*Task instructions*:
Answer these from the Flixotide side-effect text:
1. How often are anaphylactic reactions reported?
2. Which skin and subcutaneous tissue disorder is listed as common?
3. What may help patients in whom Flixotide causes hoarseness?

======== Study text

Candidiasis of the mouth and throat (thrush) occurs in some patients. Patients may find it helpful to rinse out their mouth with water after inhalation. Symptomatic candidiasis can be treated with topical antifungal therapy whilst still continuing with the fluticasone propionate.
Rare: oesophageal candidiasis.

Immune system disorders.

Hypersensitivity reactions with the following manifestations have been reported.
Uncommon: cutaneous hypersensitivity reactions.
Rare: angioedema (mainly facial and oropharyngeal oedema), respiratory symptoms (dyspnoea and/or bronchospasm).
Very rare: anaphylactic reactions.

Skin and subcutaneous tissue disorders.

Common: contusions.

Endocrine disorders.

Possible systemic effects include (see Section 4.4 Special Warnings and Precautions for Use).
Rare: adrenal suppression, growth retardation in children and adolescents, decrease in bone mineral density, cataract, glaucoma.
There have also been reports of Cushing's syndrome and Cushingoid features.

Psychiatric disorders.

Very rare: anxiety, sleep disorders and behavioural changes, including hyperactivity and irritability (predominantly in children).

Metabolism and nutrition disorders.

Very rare: hyperglycaemia.

Respiratory, thoracic and mediastinal disorders.

Common: hoarseness.
In some patients Flixotide may cause hoarseness. It may be helpful to rinse out the mouth with water immediately after inhalation.
Rare: paradoxical bronchospasm (see Section 4.4 Special Warnings and Precautions for Use).

================
======== Dataset excerpts

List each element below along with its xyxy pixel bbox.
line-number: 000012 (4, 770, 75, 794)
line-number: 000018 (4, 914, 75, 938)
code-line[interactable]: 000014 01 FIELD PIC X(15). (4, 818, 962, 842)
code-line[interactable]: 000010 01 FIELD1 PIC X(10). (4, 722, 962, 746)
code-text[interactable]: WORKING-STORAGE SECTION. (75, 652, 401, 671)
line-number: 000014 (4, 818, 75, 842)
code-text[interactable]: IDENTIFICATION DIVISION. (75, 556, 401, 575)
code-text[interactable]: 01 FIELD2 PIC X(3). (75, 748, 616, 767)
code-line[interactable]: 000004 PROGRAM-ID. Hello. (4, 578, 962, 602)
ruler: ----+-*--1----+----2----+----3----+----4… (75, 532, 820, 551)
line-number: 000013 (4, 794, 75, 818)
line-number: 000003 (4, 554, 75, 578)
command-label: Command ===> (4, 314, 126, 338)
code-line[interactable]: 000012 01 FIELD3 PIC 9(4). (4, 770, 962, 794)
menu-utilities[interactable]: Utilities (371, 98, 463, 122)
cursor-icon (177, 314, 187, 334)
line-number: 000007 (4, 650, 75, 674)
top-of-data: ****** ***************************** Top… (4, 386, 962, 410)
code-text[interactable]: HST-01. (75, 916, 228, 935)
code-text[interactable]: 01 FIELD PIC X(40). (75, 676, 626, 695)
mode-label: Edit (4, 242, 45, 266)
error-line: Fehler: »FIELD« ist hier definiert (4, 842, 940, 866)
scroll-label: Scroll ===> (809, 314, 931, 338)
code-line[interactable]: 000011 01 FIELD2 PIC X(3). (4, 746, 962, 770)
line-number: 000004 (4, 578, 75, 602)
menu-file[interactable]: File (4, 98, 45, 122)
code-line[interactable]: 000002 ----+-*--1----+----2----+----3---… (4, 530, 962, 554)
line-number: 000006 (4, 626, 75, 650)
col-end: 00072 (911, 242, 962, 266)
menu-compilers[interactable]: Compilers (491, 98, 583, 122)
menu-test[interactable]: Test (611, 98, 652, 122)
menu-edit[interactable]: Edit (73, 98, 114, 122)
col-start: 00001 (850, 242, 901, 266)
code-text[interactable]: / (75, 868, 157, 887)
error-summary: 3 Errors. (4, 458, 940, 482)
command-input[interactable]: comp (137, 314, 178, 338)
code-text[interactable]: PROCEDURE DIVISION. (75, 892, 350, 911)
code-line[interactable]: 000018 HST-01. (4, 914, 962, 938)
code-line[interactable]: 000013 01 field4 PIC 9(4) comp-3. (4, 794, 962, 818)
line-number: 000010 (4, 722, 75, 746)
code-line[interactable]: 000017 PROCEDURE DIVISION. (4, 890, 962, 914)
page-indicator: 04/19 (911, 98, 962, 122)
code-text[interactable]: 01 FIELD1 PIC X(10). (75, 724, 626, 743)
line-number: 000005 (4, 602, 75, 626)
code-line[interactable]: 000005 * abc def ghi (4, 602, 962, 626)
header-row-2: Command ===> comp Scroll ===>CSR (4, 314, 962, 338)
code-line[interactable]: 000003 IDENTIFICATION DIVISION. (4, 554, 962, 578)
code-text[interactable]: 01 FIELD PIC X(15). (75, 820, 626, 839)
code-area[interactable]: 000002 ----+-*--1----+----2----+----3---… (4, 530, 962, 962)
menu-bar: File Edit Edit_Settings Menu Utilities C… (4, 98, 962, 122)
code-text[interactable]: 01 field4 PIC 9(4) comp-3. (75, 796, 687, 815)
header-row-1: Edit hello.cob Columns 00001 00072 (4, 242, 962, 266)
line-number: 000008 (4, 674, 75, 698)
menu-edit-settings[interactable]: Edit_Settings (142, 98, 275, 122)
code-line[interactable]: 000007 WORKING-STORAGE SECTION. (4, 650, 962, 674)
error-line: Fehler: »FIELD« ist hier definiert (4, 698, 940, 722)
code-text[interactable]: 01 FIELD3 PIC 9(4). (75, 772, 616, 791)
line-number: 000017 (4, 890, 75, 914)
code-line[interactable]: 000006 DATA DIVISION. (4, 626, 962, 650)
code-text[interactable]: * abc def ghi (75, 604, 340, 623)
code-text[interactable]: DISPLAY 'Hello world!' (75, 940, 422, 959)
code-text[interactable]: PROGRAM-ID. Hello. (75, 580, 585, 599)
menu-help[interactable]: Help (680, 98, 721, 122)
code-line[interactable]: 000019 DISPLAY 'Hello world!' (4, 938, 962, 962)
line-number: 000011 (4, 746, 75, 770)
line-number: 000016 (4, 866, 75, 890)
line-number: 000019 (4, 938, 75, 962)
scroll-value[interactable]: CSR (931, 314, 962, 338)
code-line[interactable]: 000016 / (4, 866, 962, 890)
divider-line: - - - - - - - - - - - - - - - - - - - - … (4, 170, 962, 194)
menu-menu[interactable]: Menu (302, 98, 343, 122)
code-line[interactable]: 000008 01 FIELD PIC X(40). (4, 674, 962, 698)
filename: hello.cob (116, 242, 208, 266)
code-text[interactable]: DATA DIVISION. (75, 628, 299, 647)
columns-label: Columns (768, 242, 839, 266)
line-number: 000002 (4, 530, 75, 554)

================

*Exercise answer*:
1. Very rare.
2. Contusions.
3. Rinsing out the mouth with water immediately after inhalation.